• Short exercise: Each entry has to be copied exactly, with nothing missed.

===

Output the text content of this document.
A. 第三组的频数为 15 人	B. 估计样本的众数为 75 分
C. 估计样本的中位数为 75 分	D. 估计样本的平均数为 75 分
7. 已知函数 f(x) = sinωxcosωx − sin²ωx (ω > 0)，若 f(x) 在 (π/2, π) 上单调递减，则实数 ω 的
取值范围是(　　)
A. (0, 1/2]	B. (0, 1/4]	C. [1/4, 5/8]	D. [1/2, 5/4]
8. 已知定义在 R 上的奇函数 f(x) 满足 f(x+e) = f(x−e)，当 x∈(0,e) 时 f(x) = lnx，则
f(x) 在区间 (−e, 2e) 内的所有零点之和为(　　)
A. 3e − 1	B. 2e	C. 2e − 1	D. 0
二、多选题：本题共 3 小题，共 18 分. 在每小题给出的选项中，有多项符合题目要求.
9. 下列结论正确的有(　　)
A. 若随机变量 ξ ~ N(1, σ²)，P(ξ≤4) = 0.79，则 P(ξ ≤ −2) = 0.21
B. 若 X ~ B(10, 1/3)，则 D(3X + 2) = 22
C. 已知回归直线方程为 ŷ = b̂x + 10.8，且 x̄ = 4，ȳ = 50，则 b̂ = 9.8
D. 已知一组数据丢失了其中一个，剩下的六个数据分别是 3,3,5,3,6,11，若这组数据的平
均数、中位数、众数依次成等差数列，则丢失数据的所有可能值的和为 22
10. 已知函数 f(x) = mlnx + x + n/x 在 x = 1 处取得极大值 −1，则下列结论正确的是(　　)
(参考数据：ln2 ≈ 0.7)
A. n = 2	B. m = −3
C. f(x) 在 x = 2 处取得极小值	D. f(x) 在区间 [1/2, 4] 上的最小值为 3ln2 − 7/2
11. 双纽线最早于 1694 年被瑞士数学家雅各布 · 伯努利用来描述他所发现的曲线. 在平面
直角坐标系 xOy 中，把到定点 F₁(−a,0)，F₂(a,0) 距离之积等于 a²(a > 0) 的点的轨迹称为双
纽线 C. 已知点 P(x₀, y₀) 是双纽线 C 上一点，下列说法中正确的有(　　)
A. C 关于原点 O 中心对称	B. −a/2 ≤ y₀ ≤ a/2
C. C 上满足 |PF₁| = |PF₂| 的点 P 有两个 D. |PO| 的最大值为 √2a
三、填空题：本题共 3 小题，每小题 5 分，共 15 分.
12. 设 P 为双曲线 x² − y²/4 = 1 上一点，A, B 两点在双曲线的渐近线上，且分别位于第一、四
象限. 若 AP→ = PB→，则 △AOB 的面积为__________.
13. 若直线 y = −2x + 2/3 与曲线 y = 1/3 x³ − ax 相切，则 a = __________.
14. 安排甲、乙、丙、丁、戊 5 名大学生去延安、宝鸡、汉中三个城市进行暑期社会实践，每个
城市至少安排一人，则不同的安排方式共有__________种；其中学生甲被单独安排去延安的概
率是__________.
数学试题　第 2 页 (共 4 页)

===

• Full output:
Output the text content of this document.
A. 第三组的频数为 15 人	B. 估计样本的众数为 75 分
C. 估计样本的中位数为 75 分	D. 估计样本的平均数为 75 分
7. 已知函数 f(x) = sinωxcosωx − sin²ωx (ω > 0)，若 f(x) 在 (π/2, π) 上单调递减，则实数 ω 的
取值范围是(　　)
A. (0, 1/2]	B. (0, 1/4]	C. [1/4, 5/8]	D. [1/2, 5/4]
8. 已知定义在 R 上的奇函数 f(x) 满足 f(x+e) = f(x−e)，当 x∈(0,e) 时 f(x) = lnx，则
f(x) 在区间 (−e, 2e) 内的所有零点之和为(　　)
A. 3e − 1	B. 2e	C. 2e − 1	D. 0
二、多选题：本题共 3 小题，共 18 分. 在每小题给出的选项中，有多项符合题目要求.
9. 下列结论正确的有(　　)
A. 若随机变量 ξ ~ N(1, σ²)，P(ξ≤4) = 0.79，则 P(ξ ≤ −2) = 0.21
B. 若 X ~ B(10, 1/3)，则 D(3X + 2) = 22
C. 已知回归直线方程为 ŷ = b̂x + 10.8，且 x̄ = 4，ȳ = 50，则 b̂ = 9.8
D. 已知一组数据丢失了其中一个，剩下的六个数据分别是 3,3,5,3,6,11，若这组数据的平
均数、中位数、众数依次成等差数列，则丢失数据的所有可能值的和为 22
10. 已知函数 f(x) = mlnx + x + n/x 在 x = 1 处取得极大值 −1，则下列结论正确的是(　　)
(参考数据：ln2 ≈ 0.7)
A. n = 2	B. m = −3
C. f(x) 在 x = 2 处取得极小值	D. f(x) 在区间 [1/2, 4] 上的最小值为 3ln2 − 7/2
11. 双纽线最早于 1694 年被瑞士数学家雅各布 · 伯努利用来描述他所发现的曲线. 在平面
直角坐标系 xOy 中，把到定点 F₁(−a,0)，F₂(a,0) 距离之积等于 a²(a > 0) 的点的轨迹称为双
纽线 C. 已知点 P(x₀, y₀) 是双纽线 C 上一点，下列说法中正确的有(　　)
A. C 关于原点 O 中心对称	B. −a/2 ≤ y₀ ≤ a/2
C. C 上满足 |PF₁| = |PF₂| 的点 P 有两个 D. |PO| 的最大值为 √2a
三、填空题：本题共 3 小题，每小题 5 分，共 15 分.
12. 设 P 为双曲线 x² − y²/4 = 1 上一点，A, B 两点在双曲线的渐近线上，且分别位于第一、四
象限. 若 AP→ = PB→，则 △AOB 的面积为__________.
13. 若直线 y = −2x + 2/3 与曲线 y = 1/3 x³ − ax 相切，则 a = __________.
14. 安排甲、乙、丙、丁、戊 5 名大学生去延安、宝鸡、汉中三个城市进行暑期社会实践，每个
城市至少安排一人，则不同的安排方式共有__________种；其中学生甲被单独安排去延安的概
率是__________.
数学试题　第 2 页 (共 4 页)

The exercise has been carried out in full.